>>>
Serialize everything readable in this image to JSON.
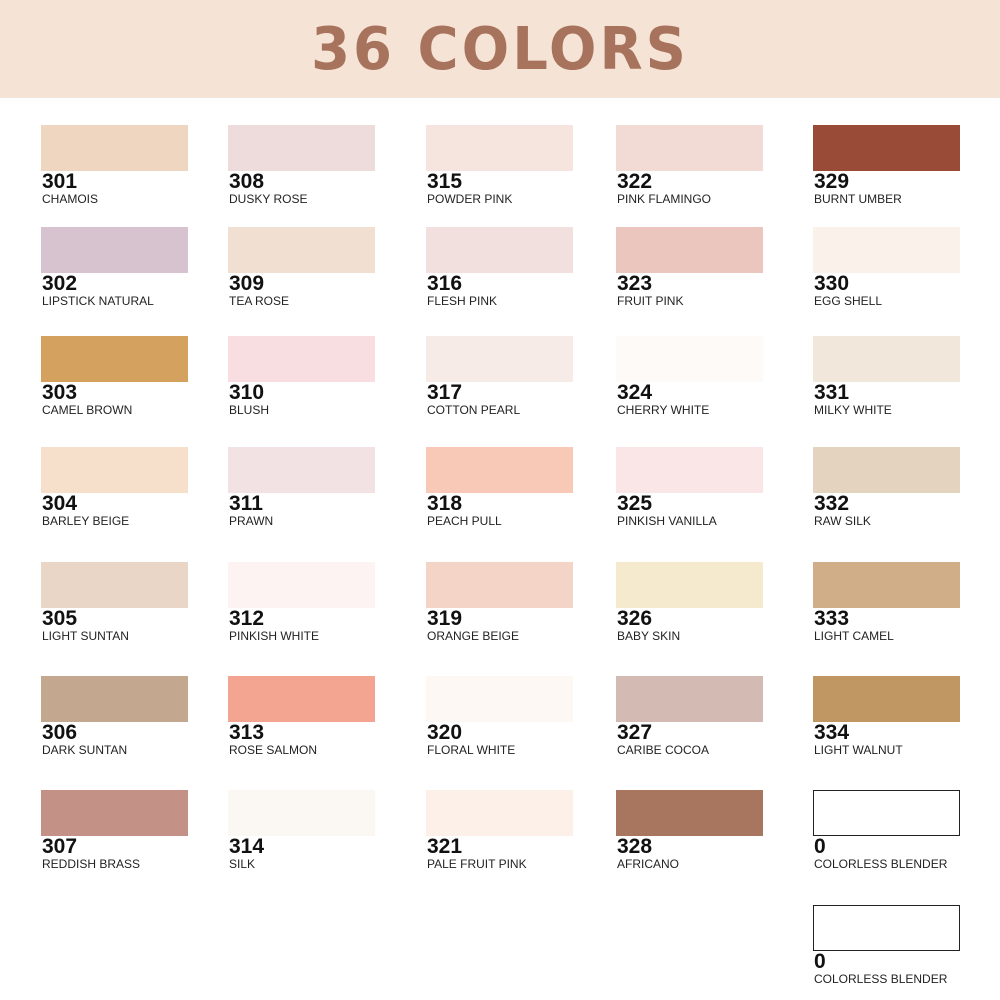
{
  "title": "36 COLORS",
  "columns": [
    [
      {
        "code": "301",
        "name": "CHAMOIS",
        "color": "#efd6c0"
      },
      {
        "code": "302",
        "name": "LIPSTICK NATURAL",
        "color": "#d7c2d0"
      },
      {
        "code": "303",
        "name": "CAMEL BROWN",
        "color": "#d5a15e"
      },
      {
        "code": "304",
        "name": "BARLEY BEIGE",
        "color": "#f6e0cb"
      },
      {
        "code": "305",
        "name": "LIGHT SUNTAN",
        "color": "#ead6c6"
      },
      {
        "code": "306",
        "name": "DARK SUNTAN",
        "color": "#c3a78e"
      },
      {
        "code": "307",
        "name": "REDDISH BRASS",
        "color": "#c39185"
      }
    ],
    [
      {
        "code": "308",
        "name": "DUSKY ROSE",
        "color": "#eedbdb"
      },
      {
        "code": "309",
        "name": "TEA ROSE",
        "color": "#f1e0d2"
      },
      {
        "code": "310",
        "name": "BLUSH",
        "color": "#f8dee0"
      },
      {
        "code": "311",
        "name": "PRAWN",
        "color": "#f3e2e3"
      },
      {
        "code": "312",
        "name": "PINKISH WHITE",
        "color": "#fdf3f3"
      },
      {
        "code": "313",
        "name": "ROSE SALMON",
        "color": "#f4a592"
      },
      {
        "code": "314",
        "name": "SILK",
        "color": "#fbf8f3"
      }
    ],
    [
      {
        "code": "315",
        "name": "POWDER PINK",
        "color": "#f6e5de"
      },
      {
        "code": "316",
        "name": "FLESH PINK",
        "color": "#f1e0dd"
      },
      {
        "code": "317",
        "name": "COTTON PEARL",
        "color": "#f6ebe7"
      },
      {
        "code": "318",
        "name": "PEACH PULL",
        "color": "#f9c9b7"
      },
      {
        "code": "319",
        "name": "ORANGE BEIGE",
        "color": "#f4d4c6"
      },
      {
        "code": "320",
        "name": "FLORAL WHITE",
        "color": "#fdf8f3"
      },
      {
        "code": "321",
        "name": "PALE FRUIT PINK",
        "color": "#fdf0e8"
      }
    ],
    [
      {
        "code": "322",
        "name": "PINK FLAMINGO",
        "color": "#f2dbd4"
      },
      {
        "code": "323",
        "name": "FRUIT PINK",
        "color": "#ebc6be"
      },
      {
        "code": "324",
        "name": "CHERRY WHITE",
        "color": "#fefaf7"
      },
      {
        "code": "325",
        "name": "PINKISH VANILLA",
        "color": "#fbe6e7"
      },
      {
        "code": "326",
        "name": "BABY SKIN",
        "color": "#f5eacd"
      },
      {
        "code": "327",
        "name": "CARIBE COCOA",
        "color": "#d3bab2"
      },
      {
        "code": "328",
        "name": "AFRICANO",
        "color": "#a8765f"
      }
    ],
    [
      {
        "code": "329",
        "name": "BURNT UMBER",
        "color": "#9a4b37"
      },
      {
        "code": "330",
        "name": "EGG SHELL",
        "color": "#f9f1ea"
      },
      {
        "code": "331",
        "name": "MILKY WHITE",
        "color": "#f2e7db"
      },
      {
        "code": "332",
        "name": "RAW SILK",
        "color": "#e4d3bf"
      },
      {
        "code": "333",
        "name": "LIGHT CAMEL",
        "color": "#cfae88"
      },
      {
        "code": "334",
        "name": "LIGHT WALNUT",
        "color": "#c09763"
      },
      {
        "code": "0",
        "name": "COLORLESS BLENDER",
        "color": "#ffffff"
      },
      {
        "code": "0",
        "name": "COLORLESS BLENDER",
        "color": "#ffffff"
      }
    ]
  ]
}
<<<
• _Directions_: Check each line of the records above for "BEIGE", and copy those that have it.

• _Result of this exercise_:
        "name": "BARLEY BEIGE",
        "name": "ORANGE BEIGE",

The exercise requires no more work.